◆ **Problem details**: Quote all lines below exactly. Images stay out.

◆ **Stored data**:
※ ※ ※

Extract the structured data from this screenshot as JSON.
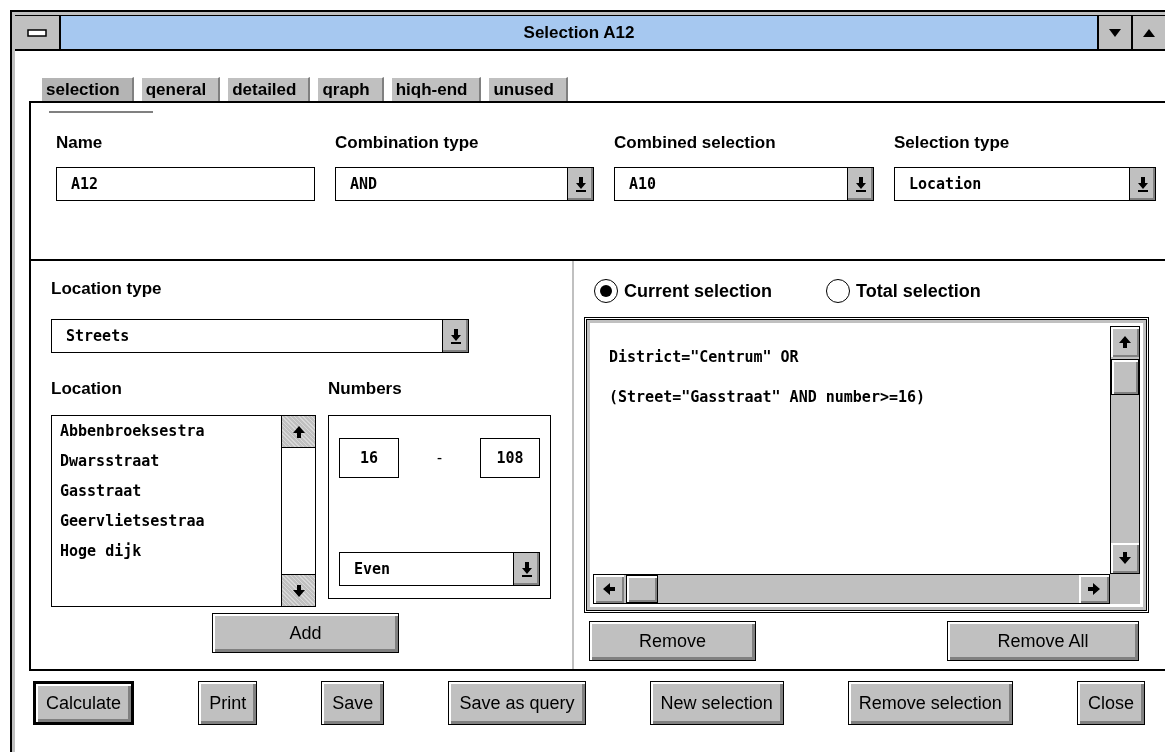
{
  "window": {
    "title": "Selection A12"
  },
  "tabs": [
    {
      "label": "selection",
      "selected": true
    },
    {
      "label": "qeneral",
      "selected": false
    },
    {
      "label": "detailed",
      "selected": false
    },
    {
      "label": "qraph",
      "selected": false
    },
    {
      "label": "hiqh-end",
      "selected": false
    },
    {
      "label": "unused",
      "selected": false
    }
  ],
  "header_fields": [
    {
      "label": "Name",
      "kind": "text",
      "value": "A12"
    },
    {
      "label": "Combination type",
      "kind": "dropdown",
      "value": "AND"
    },
    {
      "label": "Combined selection",
      "kind": "dropdown",
      "value": "A10"
    },
    {
      "label": "Selection type",
      "kind": "dropdown",
      "value": "Location"
    }
  ],
  "location_type": {
    "label": "Location type",
    "value": "Streets"
  },
  "location": {
    "label": "Location",
    "items": [
      "Abbenbroeksestra",
      "Dwarsstraat",
      "Gasstraat",
      "Geervlietsestraa",
      "Hoge dijk"
    ]
  },
  "numbers": {
    "label": "Numbers",
    "from": "16",
    "separator": "-",
    "to": "108",
    "parity": "Even"
  },
  "add_button": {
    "label": "Add"
  },
  "scope": [
    {
      "label": "Current selection",
      "selected": true
    },
    {
      "label": "Total selection",
      "selected": false
    }
  ],
  "query_lines": [
    "District=\"Centrum\" OR",
    "(Street=\"Gasstraat\" AND number>=16)"
  ],
  "query_buttons": [
    {
      "label": "Remove"
    },
    {
      "label": "Remove All"
    }
  ],
  "buttons": [
    {
      "label": "Calculate",
      "default": true
    },
    {
      "label": "Print",
      "default": false
    },
    {
      "label": "Save",
      "default": false
    },
    {
      "label": "Save as query",
      "default": false
    },
    {
      "label": "New selection",
      "default": false
    },
    {
      "label": "Remove selection",
      "default": false
    },
    {
      "label": "Close",
      "default": false
    }
  ]
}
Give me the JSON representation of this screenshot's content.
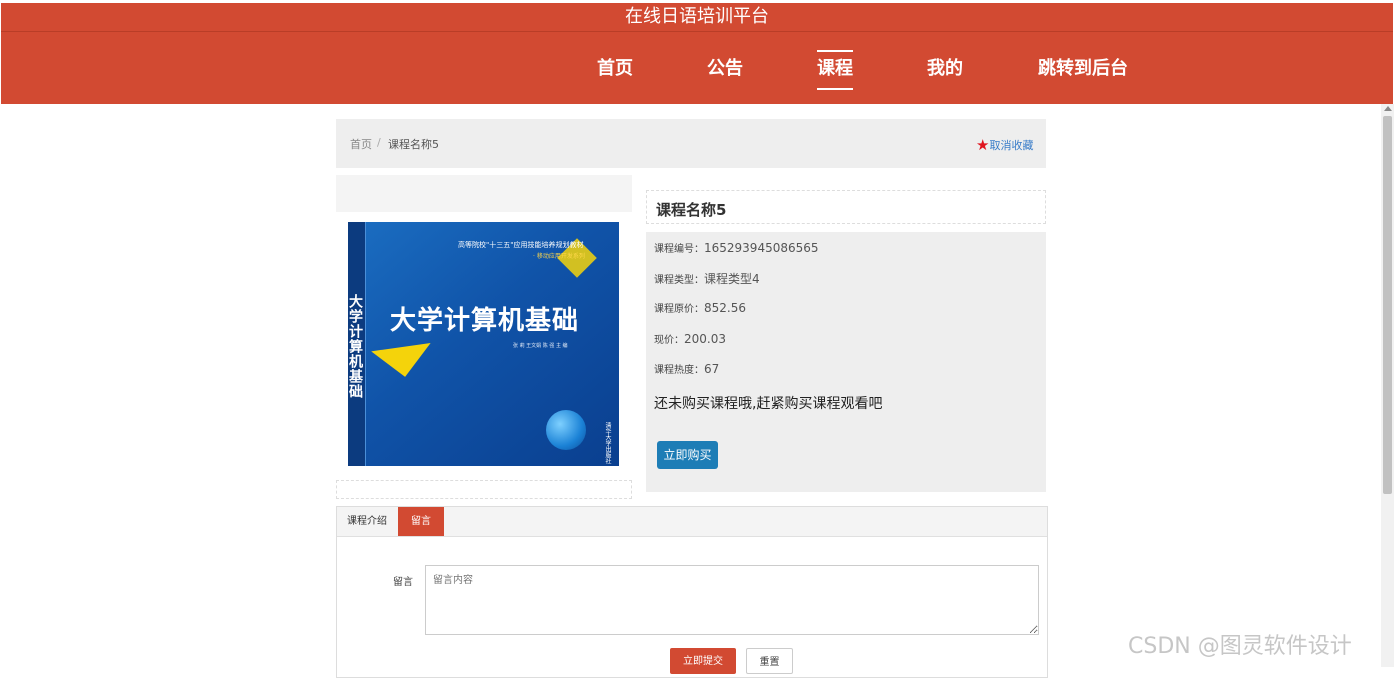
{
  "header": {
    "site_title": "在线日语培训平台"
  },
  "nav": {
    "items": [
      "首页",
      "公告",
      "课程",
      "我的",
      "跳转到后台"
    ],
    "active_index": 2
  },
  "breadcrumb": {
    "home": "首页",
    "separator": "/",
    "current": "课程名称5"
  },
  "favorite": {
    "label": "取消收藏",
    "icon": "star-icon"
  },
  "course": {
    "title": "课程名称5",
    "fields": [
      {
        "label": "课程编号：",
        "value": "165293945086565"
      },
      {
        "label": "课程类型：",
        "value": "课程类型4"
      },
      {
        "label": "课程原价：",
        "value": "852.56"
      },
      {
        "label": "现价：",
        "value": "200.03"
      },
      {
        "label": "课程热度：",
        "value": "67"
      }
    ],
    "notice": "还未购买课程哦,赶紧购买课程观看吧",
    "buy_button": "立即购买"
  },
  "cover": {
    "series_line1": "高等院校\"十三五\"应用技能培养规划教材",
    "series_line2": "· 移动应用开发系列",
    "title": "大学计算机基础",
    "spine_title": "大学计算机基础",
    "authors": "张 莉  王文娟  陈 强  主 编",
    "publisher": "清华大学出版社"
  },
  "tabs": {
    "items": [
      "课程介绍",
      "留言"
    ],
    "active_index": 1
  },
  "comment_form": {
    "label": "留言",
    "placeholder": "留言内容",
    "submit": "立即提交",
    "reset": "重置"
  },
  "watermark": "CSDN @图灵软件设计",
  "colors": {
    "brand": "#d24a32",
    "button_blue": "#1d7db6",
    "star": "#e0141e"
  }
}
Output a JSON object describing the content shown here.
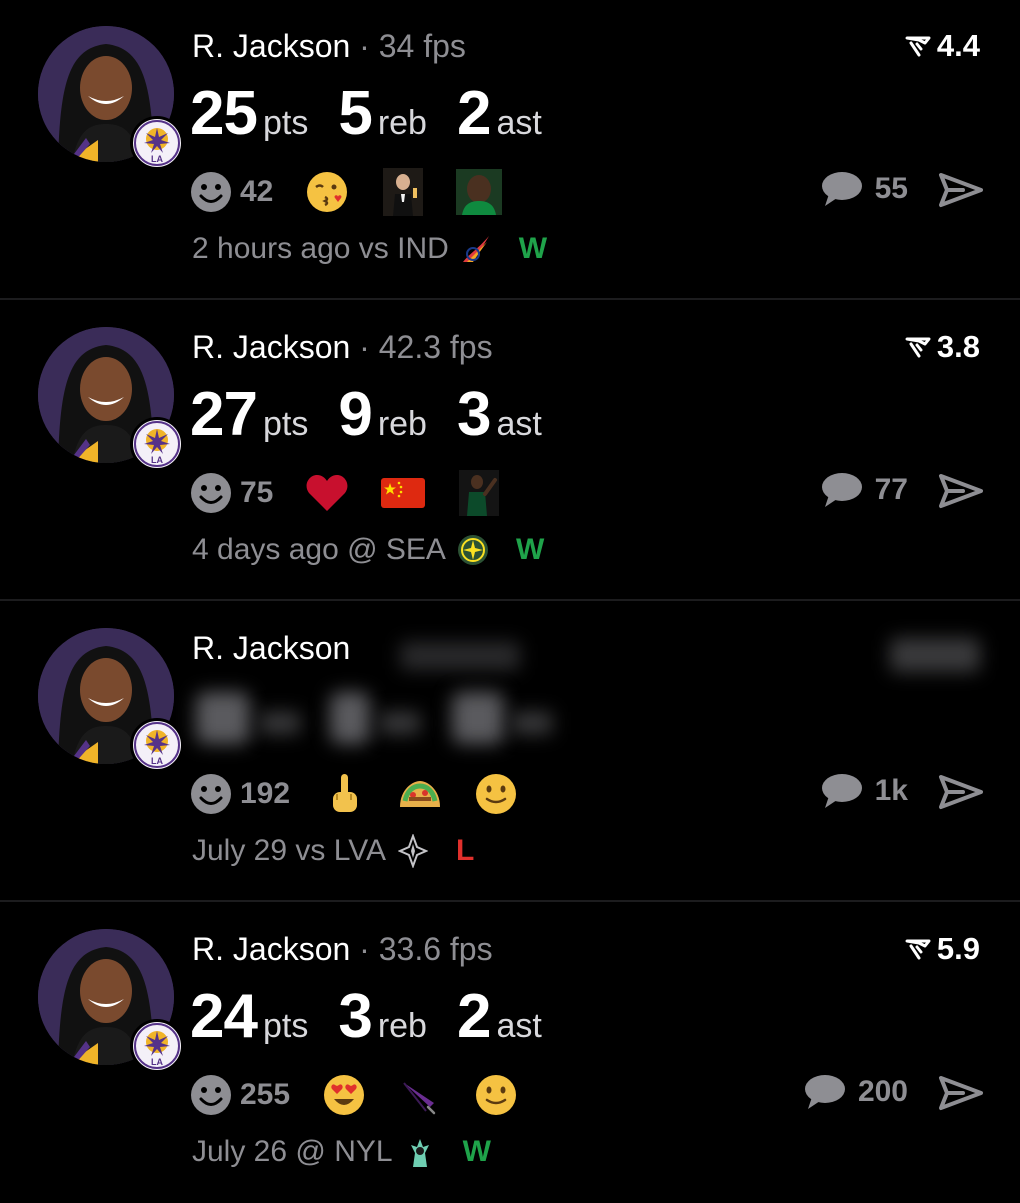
{
  "posts": [
    {
      "player": "R. Jackson",
      "fps": "34 fps",
      "rating": "4.4",
      "stats": [
        {
          "value": "25",
          "label": "pts"
        },
        {
          "value": "5",
          "label": "reb"
        },
        {
          "value": "2",
          "label": "ast"
        }
      ],
      "reaction_count": "42",
      "reaction_emojis": [
        "kissing-face-emoji",
        "toast-gif-emoji",
        "player-face-emoji"
      ],
      "comment_count": "55",
      "time": "2 hours ago",
      "matchup": "vs IND",
      "opponent_logo": "fever-logo",
      "result": "W",
      "result_color": "#1fa34a"
    },
    {
      "player": "R. Jackson",
      "fps": "42.3 fps",
      "rating": "3.8",
      "stats": [
        {
          "value": "27",
          "label": "pts"
        },
        {
          "value": "9",
          "label": "reb"
        },
        {
          "value": "3",
          "label": "ast"
        }
      ],
      "reaction_count": "75",
      "reaction_emojis": [
        "heart-emoji",
        "china-flag-emoji",
        "player-gesture-emoji"
      ],
      "comment_count": "77",
      "time": "4 days ago",
      "matchup": "@ SEA",
      "opponent_logo": "storm-logo",
      "result": "W",
      "result_color": "#1fa34a"
    },
    {
      "player": "R. Jackson",
      "fps": "",
      "rating": "",
      "stats": [
        {
          "value": "",
          "label": ""
        },
        {
          "value": "",
          "label": ""
        },
        {
          "value": "",
          "label": ""
        }
      ],
      "reaction_count": "192",
      "reaction_emojis": [
        "middle-finger-emoji",
        "taco-emoji",
        "slight-smile-emoji"
      ],
      "comment_count": "1k",
      "time": "July 29",
      "matchup": "vs LVA",
      "opponent_logo": "aces-logo",
      "result": "L",
      "result_color": "#e0302c"
    },
    {
      "player": "R. Jackson",
      "fps": "33.6 fps",
      "rating": "5.9",
      "stats": [
        {
          "value": "24",
          "label": "pts"
        },
        {
          "value": "3",
          "label": "reb"
        },
        {
          "value": "2",
          "label": "ast"
        }
      ],
      "reaction_count": "255",
      "reaction_emojis": [
        "heart-eyes-emoji",
        "umbrella-emoji",
        "slight-smile-emoji"
      ],
      "comment_count": "200",
      "time": "July 26",
      "matchup": "@ NYL",
      "opponent_logo": "liberty-logo",
      "result": "W",
      "result_color": "#1fa34a"
    }
  ],
  "colors": {
    "background": "#000000",
    "muted_text": "#8e8e93",
    "win": "#1fa34a",
    "loss": "#e0302c",
    "avatar_bg": "#3a2c58"
  }
}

※ ※ ※

◆ **Answer in full**:
Extract the structured data from this screenshot as JSON.
{
  "window": {
    "title": "Selection A12"
  },
  "tabs": [
    {
      "label": "selection",
      "selected": true
    },
    {
      "label": "qeneral",
      "selected": false
    },
    {
      "label": "detailed",
      "selected": false
    },
    {
      "label": "qraph",
      "selected": false
    },
    {
      "label": "hiqh-end",
      "selected": false
    },
    {
      "label": "unused",
      "selected": false
    }
  ],
  "header_fields": [
    {
      "label": "Name",
      "kind": "text",
      "value": "A12"
    },
    {
      "label": "Combination type",
      "kind": "dropdown",
      "value": "AND"
    },
    {
      "label": "Combined selection",
      "kind": "dropdown",
      "value": "A10"
    },
    {
      "label": "Selection type",
      "kind": "dropdown",
      "value": "Location"
    }
  ],
  "location_type": {
    "label": "Location type",
    "value": "Streets"
  },
  "location": {
    "label": "Location",
    "items": [
      "Abbenbroeksestra",
      "Dwarsstraat",
      "Gasstraat",
      "Geervlietsestraa",
      "Hoge dijk"
    ]
  },
  "numbers": {
    "label": "Numbers",
    "from": "16",
    "separator": "-",
    "to": "108",
    "parity": "Even"
  },
  "add_button": {
    "label": "Add"
  },
  "scope": [
    {
      "label": "Current selection",
      "selected": true
    },
    {
      "label": "Total selection",
      "selected": false
    }
  ],
  "query_lines": [
    "District=\"Centrum\" OR",
    "(Street=\"Gasstraat\" AND number>=16)"
  ],
  "query_buttons": [
    {
      "label": "Remove"
    },
    {
      "label": "Remove All"
    }
  ],
  "buttons": [
    {
      "label": "Calculate",
      "default": true
    },
    {
      "label": "Print",
      "default": false
    },
    {
      "label": "Save",
      "default": false
    },
    {
      "label": "Save as query",
      "default": false
    },
    {
      "label": "New selection",
      "default": false
    },
    {
      "label": "Remove selection",
      "default": false
    },
    {
      "label": "Close",
      "default": false
    }
  ]
}
Give me the JSON representation of this screenshot's content.
{
  "header": {
    "site_title": "在线日语培训平台"
  },
  "nav": {
    "items": [
      "首页",
      "公告",
      "课程",
      "我的",
      "跳转到后台"
    ],
    "active_index": 2
  },
  "breadcrumb": {
    "home": "首页",
    "separator": "/",
    "current": "课程名称5"
  },
  "favorite": {
    "label": "取消收藏",
    "icon": "star-icon"
  },
  "course": {
    "title": "课程名称5",
    "fields": [
      {
        "label": "课程编号：",
        "value": "165293945086565"
      },
      {
        "label": "课程类型：",
        "value": "课程类型4"
      },
      {
        "label": "课程原价：",
        "value": "852.56"
      },
      {
        "label": "现价：",
        "value": "200.03"
      },
      {
        "label": "课程热度：",
        "value": "67"
      }
    ],
    "notice": "还未购买课程哦,赶紧购买课程观看吧",
    "buy_button": "立即购买"
  },
  "cover": {
    "series_line1": "高等院校\"十三五\"应用技能培养规划教材",
    "series_line2": "· 移动应用开发系列",
    "title": "大学计算机基础",
    "spine_title": "大学计算机基础",
    "authors": "张 莉  王文娟  陈 强  主 编",
    "publisher": "清华大学出版社"
  },
  "tabs": {
    "items": [
      "课程介绍",
      "留言"
    ],
    "active_index": 1
  },
  "comment_form": {
    "label": "留言",
    "placeholder": "留言内容",
    "submit": "立即提交",
    "reset": "重置"
  },
  "watermark": "CSDN @图灵软件设计",
  "colors": {
    "brand": "#d24a32",
    "button_blue": "#1d7db6",
    "star": "#e0141e"
  }
}
Output a JSON object describing the content shown here.
{
  "posts": [
    {
      "player": "R. Jackson",
      "fps": "34 fps",
      "rating": "4.4",
      "stats": [
        {
          "value": "25",
          "label": "pts"
        },
        {
          "value": "5",
          "label": "reb"
        },
        {
          "value": "2",
          "label": "ast"
        }
      ],
      "reaction_count": "42",
      "reaction_emojis": [
        "kissing-face-emoji",
        "toast-gif-emoji",
        "player-face-emoji"
      ],
      "comment_count": "55",
      "time": "2 hours ago",
      "matchup": "vs IND",
      "opponent_logo": "fever-logo",
      "result": "W",
      "result_color": "#1fa34a"
    },
    {
      "player": "R. Jackson",
      "fps": "42.3 fps",
      "rating": "3.8",
      "stats": [
        {
          "value": "27",
          "label": "pts"
        },
        {
          "value": "9",
          "label": "reb"
        },
        {
          "value": "3",
          "label": "ast"
        }
      ],
      "reaction_count": "75",
      "reaction_emojis": [
        "heart-emoji",
        "china-flag-emoji",
        "player-gesture-emoji"
      ],
      "comment_count": "77",
      "time": "4 days ago",
      "matchup": "@ SEA",
      "opponent_logo": "storm-logo",
      "result": "W",
      "result_color": "#1fa34a"
    },
    {
      "player": "R. Jackson",
      "fps": "",
      "rating": "",
      "stats": [
        {
          "value": "",
          "label": ""
        },
        {
          "value": "",
          "label": ""
        },
        {
          "value": "",
          "label": ""
        }
      ],
      "reaction_count": "192",
      "reaction_emojis": [
        "middle-finger-emoji",
        "taco-emoji",
        "slight-smile-emoji"
      ],
      "comment_count": "1k",
      "time": "July 29",
      "matchup": "vs LVA",
      "opponent_logo": "aces-logo",
      "result": "L",
      "result_color": "#e0302c"
    },
    {
      "player": "R. Jackson",
      "fps": "33.6 fps",
      "rating": "5.9",
      "stats": [
        {
          "value": "24",
          "label": "pts"
        },
        {
          "value": "3",
          "label": "reb"
        },
        {
          "value": "2",
          "label": "ast"
        }
      ],
      "reaction_count": "255",
      "reaction_emojis": [
        "heart-eyes-emoji",
        "umbrella-emoji",
        "slight-smile-emoji"
      ],
      "comment_count": "200",
      "time": "July 26",
      "matchup": "@ NYL",
      "opponent_logo": "liberty-logo",
      "result": "W",
      "result_color": "#1fa34a"
    }
  ],
  "colors": {
    "background": "#000000",
    "muted_text": "#8e8e93",
    "win": "#1fa34a",
    "loss": "#e0302c",
    "avatar_bg": "#3a2c58"
  }
}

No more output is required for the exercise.